== GIVEN INFORMATION ==
■ ■ ■ ■
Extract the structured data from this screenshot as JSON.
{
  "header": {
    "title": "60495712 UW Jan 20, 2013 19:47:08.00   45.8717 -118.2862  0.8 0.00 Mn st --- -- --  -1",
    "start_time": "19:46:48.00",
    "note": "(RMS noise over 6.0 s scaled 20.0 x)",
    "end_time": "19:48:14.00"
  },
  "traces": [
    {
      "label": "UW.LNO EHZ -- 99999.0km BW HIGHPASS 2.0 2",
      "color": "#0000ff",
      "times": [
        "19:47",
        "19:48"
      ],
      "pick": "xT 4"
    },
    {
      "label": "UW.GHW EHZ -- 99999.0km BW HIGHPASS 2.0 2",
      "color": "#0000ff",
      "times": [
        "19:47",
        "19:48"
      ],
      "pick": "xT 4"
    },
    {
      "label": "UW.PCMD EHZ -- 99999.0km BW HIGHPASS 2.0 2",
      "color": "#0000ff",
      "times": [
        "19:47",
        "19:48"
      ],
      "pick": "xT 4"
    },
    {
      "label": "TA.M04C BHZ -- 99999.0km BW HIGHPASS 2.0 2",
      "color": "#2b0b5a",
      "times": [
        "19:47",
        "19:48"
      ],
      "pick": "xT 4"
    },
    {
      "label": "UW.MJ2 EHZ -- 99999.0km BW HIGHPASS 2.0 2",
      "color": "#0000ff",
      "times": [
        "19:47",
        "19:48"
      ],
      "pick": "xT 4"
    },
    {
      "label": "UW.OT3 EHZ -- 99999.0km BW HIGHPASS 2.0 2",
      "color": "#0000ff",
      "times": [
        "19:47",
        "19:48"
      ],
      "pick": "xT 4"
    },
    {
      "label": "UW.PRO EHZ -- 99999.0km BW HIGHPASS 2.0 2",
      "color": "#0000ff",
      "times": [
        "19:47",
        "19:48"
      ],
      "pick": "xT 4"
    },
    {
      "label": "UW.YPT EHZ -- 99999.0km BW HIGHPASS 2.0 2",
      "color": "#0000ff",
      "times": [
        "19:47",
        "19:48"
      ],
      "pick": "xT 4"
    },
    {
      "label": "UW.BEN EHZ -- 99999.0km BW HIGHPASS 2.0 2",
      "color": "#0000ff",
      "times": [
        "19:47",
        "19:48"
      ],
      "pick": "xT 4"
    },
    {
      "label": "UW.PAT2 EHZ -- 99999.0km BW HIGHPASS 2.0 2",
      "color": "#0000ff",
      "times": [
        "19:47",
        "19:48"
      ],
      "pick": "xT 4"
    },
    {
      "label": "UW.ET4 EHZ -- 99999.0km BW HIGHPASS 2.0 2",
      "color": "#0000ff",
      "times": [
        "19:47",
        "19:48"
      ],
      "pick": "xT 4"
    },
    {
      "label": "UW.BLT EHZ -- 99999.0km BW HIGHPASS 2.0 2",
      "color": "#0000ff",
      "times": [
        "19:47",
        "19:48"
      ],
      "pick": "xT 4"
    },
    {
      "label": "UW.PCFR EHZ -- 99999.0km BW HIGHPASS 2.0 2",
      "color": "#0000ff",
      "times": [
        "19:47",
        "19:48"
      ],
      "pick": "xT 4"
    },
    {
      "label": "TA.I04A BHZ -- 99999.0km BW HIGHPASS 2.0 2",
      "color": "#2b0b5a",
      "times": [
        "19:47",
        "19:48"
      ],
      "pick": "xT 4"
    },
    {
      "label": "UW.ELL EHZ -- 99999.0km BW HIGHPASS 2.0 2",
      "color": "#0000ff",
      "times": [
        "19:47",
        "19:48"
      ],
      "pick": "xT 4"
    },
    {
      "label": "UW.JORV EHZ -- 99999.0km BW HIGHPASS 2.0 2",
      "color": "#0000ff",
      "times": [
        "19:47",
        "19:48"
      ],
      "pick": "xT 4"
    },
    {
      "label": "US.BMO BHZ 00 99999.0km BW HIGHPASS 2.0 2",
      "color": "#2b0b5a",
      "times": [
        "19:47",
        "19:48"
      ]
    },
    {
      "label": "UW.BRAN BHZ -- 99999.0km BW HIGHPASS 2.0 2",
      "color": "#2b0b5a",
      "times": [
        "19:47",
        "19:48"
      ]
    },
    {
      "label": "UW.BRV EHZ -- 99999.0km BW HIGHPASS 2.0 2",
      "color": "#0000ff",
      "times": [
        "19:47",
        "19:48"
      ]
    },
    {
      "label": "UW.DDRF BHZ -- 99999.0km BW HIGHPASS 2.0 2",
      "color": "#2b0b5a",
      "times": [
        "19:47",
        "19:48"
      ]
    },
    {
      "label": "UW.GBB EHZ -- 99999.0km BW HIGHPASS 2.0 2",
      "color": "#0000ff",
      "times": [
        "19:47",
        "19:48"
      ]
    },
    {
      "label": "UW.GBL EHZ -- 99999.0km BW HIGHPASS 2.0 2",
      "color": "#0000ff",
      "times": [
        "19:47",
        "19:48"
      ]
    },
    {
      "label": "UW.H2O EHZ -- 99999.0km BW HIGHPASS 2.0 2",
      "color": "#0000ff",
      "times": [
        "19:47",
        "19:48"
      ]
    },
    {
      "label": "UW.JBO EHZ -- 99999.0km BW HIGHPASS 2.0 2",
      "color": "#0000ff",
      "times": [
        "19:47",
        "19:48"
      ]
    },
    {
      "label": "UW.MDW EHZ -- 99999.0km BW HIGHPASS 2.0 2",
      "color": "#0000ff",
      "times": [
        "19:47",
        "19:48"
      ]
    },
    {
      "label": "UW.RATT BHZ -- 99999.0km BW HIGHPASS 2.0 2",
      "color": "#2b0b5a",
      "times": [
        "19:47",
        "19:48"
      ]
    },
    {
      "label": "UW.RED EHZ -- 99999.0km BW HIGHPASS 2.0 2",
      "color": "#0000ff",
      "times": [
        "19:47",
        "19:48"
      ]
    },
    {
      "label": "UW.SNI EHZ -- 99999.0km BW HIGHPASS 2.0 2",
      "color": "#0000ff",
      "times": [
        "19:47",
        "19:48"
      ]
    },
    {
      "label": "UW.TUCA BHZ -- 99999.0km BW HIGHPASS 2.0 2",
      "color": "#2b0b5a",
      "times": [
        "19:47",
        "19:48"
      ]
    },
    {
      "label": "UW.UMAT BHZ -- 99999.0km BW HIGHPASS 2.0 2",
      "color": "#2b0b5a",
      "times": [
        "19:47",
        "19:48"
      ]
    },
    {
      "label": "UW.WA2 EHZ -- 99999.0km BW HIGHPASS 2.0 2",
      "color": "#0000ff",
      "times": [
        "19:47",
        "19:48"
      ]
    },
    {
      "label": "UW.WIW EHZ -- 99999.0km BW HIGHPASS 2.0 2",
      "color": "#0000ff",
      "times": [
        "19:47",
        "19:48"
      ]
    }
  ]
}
■ ■ ■ ■
== TASK PROMPT ==
Output the full listing without altering anything.

== COMPLETED TASK ==
Extract the structured data from this screenshot as JSON.
{
  "header": {
    "title": "60495712 UW Jan 20, 2013 19:47:08.00   45.8717 -118.2862  0.8 0.00 Mn st --- -- --  -1",
    "start_time": "19:46:48.00",
    "note": "(RMS noise over 6.0 s scaled 20.0 x)",
    "end_time": "19:48:14.00"
  },
  "traces": [
    {
      "label": "UW.LNO EHZ -- 99999.0km BW HIGHPASS 2.0 2",
      "color": "#0000ff",
      "times": [
        "19:47",
        "19:48"
      ],
      "pick": "xT 4"
    },
    {
      "label": "UW.GHW EHZ -- 99999.0km BW HIGHPASS 2.0 2",
      "color": "#0000ff",
      "times": [
        "19:47",
        "19:48"
      ],
      "pick": "xT 4"
    },
    {
      "label": "UW.PCMD EHZ -- 99999.0km BW HIGHPASS 2.0 2",
      "color": "#0000ff",
      "times": [
        "19:47",
        "19:48"
      ],
      "pick": "xT 4"
    },
    {
      "label": "TA.M04C BHZ -- 99999.0km BW HIGHPASS 2.0 2",
      "color": "#2b0b5a",
      "times": [
        "19:47",
        "19:48"
      ],
      "pick": "xT 4"
    },
    {
      "label": "UW.MJ2 EHZ -- 99999.0km BW HIGHPASS 2.0 2",
      "color": "#0000ff",
      "times": [
        "19:47",
        "19:48"
      ],
      "pick": "xT 4"
    },
    {
      "label": "UW.OT3 EHZ -- 99999.0km BW HIGHPASS 2.0 2",
      "color": "#0000ff",
      "times": [
        "19:47",
        "19:48"
      ],
      "pick": "xT 4"
    },
    {
      "label": "UW.PRO EHZ -- 99999.0km BW HIGHPASS 2.0 2",
      "color": "#0000ff",
      "times": [
        "19:47",
        "19:48"
      ],
      "pick": "xT 4"
    },
    {
      "label": "UW.YPT EHZ -- 99999.0km BW HIGHPASS 2.0 2",
      "color": "#0000ff",
      "times": [
        "19:47",
        "19:48"
      ],
      "pick": "xT 4"
    },
    {
      "label": "UW.BEN EHZ -- 99999.0km BW HIGHPASS 2.0 2",
      "color": "#0000ff",
      "times": [
        "19:47",
        "19:48"
      ],
      "pick": "xT 4"
    },
    {
      "label": "UW.PAT2 EHZ -- 99999.0km BW HIGHPASS 2.0 2",
      "color": "#0000ff",
      "times": [
        "19:47",
        "19:48"
      ],
      "pick": "xT 4"
    },
    {
      "label": "UW.ET4 EHZ -- 99999.0km BW HIGHPASS 2.0 2",
      "color": "#0000ff",
      "times": [
        "19:47",
        "19:48"
      ],
      "pick": "xT 4"
    },
    {
      "label": "UW.BLT EHZ -- 99999.0km BW HIGHPASS 2.0 2",
      "color": "#0000ff",
      "times": [
        "19:47",
        "19:48"
      ],
      "pick": "xT 4"
    },
    {
      "label": "UW.PCFR EHZ -- 99999.0km BW HIGHPASS 2.0 2",
      "color": "#0000ff",
      "times": [
        "19:47",
        "19:48"
      ],
      "pick": "xT 4"
    },
    {
      "label": "TA.I04A BHZ -- 99999.0km BW HIGHPASS 2.0 2",
      "color": "#2b0b5a",
      "times": [
        "19:47",
        "19:48"
      ],
      "pick": "xT 4"
    },
    {
      "label": "UW.ELL EHZ -- 99999.0km BW HIGHPASS 2.0 2",
      "color": "#0000ff",
      "times": [
        "19:47",
        "19:48"
      ],
      "pick": "xT 4"
    },
    {
      "label": "UW.JORV EHZ -- 99999.0km BW HIGHPASS 2.0 2",
      "color": "#0000ff",
      "times": [
        "19:47",
        "19:48"
      ],
      "pick": "xT 4"
    },
    {
      "label": "US.BMO BHZ 00 99999.0km BW HIGHPASS 2.0 2",
      "color": "#2b0b5a",
      "times": [
        "19:47",
        "19:48"
      ]
    },
    {
      "label": "UW.BRAN BHZ -- 99999.0km BW HIGHPASS 2.0 2",
      "color": "#2b0b5a",
      "times": [
        "19:47",
        "19:48"
      ]
    },
    {
      "label": "UW.BRV EHZ -- 99999.0km BW HIGHPASS 2.0 2",
      "color": "#0000ff",
      "times": [
        "19:47",
        "19:48"
      ]
    },
    {
      "label": "UW.DDRF BHZ -- 99999.0km BW HIGHPASS 2.0 2",
      "color": "#2b0b5a",
      "times": [
        "19:47",
        "19:48"
      ]
    },
    {
      "label": "UW.GBB EHZ -- 99999.0km BW HIGHPASS 2.0 2",
      "color": "#0000ff",
      "times": [
        "19:47",
        "19:48"
      ]
    },
    {
      "label": "UW.GBL EHZ -- 99999.0km BW HIGHPASS 2.0 2",
      "color": "#0000ff",
      "times": [
        "19:47",
        "19:48"
      ]
    },
    {
      "label": "UW.H2O EHZ -- 99999.0km BW HIGHPASS 2.0 2",
      "color": "#0000ff",
      "times": [
        "19:47",
        "19:48"
      ]
    },
    {
      "label": "UW.JBO EHZ -- 99999.0km BW HIGHPASS 2.0 2",
      "color": "#0000ff",
      "times": [
        "19:47",
        "19:48"
      ]
    },
    {
      "label": "UW.MDW EHZ -- 99999.0km BW HIGHPASS 2.0 2",
      "color": "#0000ff",
      "times": [
        "19:47",
        "19:48"
      ]
    },
    {
      "label": "UW.RATT BHZ -- 99999.0km BW HIGHPASS 2.0 2",
      "color": "#2b0b5a",
      "times": [
        "19:47",
        "19:48"
      ]
    },
    {
      "label": "UW.RED EHZ -- 99999.0km BW HIGHPASS 2.0 2",
      "color": "#0000ff",
      "times": [
        "19:47",
        "19:48"
      ]
    },
    {
      "label": "UW.SNI EHZ -- 99999.0km BW HIGHPASS 2.0 2",
      "color": "#0000ff",
      "times": [
        "19:47",
        "19:48"
      ]
    },
    {
      "label": "UW.TUCA BHZ -- 99999.0km BW HIGHPASS 2.0 2",
      "color": "#2b0b5a",
      "times": [
        "19:47",
        "19:48"
      ]
    },
    {
      "label": "UW.UMAT BHZ -- 99999.0km BW HIGHPASS 2.0 2",
      "color": "#2b0b5a",
      "times": [
        "19:47",
        "19:48"
      ]
    },
    {
      "label": "UW.WA2 EHZ -- 99999.0km BW HIGHPASS 2.0 2",
      "color": "#0000ff",
      "times": [
        "19:47",
        "19:48"
      ]
    },
    {
      "label": "UW.WIW EHZ -- 99999.0km BW HIGHPASS 2.0 2",
      "color": "#0000ff",
      "times": [
        "19:47",
        "19:48"
      ]
    }
  ]
}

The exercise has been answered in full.